-- START Dataset content --

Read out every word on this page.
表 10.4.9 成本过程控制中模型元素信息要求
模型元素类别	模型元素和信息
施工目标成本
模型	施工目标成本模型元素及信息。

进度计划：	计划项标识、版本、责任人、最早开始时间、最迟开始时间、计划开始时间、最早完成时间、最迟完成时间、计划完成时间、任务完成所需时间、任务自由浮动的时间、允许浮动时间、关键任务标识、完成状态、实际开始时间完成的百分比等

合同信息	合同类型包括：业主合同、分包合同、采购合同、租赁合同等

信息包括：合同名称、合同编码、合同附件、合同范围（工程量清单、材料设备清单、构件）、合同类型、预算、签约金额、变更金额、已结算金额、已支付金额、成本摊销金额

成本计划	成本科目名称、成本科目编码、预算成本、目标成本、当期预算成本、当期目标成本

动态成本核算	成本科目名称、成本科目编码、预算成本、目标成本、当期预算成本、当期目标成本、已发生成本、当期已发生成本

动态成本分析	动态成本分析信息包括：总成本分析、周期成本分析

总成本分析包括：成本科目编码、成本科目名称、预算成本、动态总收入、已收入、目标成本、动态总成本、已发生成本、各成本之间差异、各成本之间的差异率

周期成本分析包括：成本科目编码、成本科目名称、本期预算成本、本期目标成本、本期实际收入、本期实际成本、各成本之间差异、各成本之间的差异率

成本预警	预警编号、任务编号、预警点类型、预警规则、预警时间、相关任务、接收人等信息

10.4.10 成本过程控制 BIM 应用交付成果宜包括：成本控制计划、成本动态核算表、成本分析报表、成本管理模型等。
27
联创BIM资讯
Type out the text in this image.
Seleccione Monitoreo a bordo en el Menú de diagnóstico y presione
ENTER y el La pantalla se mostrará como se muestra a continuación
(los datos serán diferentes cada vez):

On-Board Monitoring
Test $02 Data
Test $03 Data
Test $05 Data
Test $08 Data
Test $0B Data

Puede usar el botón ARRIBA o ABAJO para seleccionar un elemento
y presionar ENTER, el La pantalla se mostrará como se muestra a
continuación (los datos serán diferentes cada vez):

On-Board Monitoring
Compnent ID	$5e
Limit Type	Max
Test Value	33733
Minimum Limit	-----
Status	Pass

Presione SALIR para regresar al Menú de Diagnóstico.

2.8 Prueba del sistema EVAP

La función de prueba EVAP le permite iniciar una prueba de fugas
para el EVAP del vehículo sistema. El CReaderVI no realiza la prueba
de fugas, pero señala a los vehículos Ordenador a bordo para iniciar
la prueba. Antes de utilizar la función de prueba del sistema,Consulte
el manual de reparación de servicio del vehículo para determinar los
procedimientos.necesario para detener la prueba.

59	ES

-- END Dataset content --

* Brief
Copy exactly the lines of the listing above, beginning at the line with "Type out the text in this image." and ending at its final line; write out nothing else.

* Result below
Type out the text in this image.
Seleccione Monitoreo a bordo en el Menú de diagnóstico y presione
ENTER y el La pantalla se mostrará como se muestra a continuación
(los datos serán diferentes cada vez):

On-Board Monitoring
Test $02 Data
Test $03 Data
Test $05 Data
Test $08 Data
Test $0B Data

Puede usar el botón ARRIBA o ABAJO para seleccionar un elemento
y presionar ENTER, el La pantalla se mostrará como se muestra a
continuación (los datos serán diferentes cada vez):

On-Board Monitoring
Compnent ID	$5e
Limit Type	Max
Test Value	33733
Minimum Limit	-----
Status	Pass

Presione SALIR para regresar al Menú de Diagnóstico.

2.8 Prueba del sistema EVAP

La función de prueba EVAP le permite iniciar una prueba de fugas
para el EVAP del vehículo sistema. El CReaderVI no realiza la prueba
de fugas, pero señala a los vehículos Ordenador a bordo para iniciar
la prueba. Antes de utilizar la función de prueba del sistema,Consulte
el manual de reparación de servicio del vehículo para determinar los
procedimientos.necesario para detener la prueba.

59	ES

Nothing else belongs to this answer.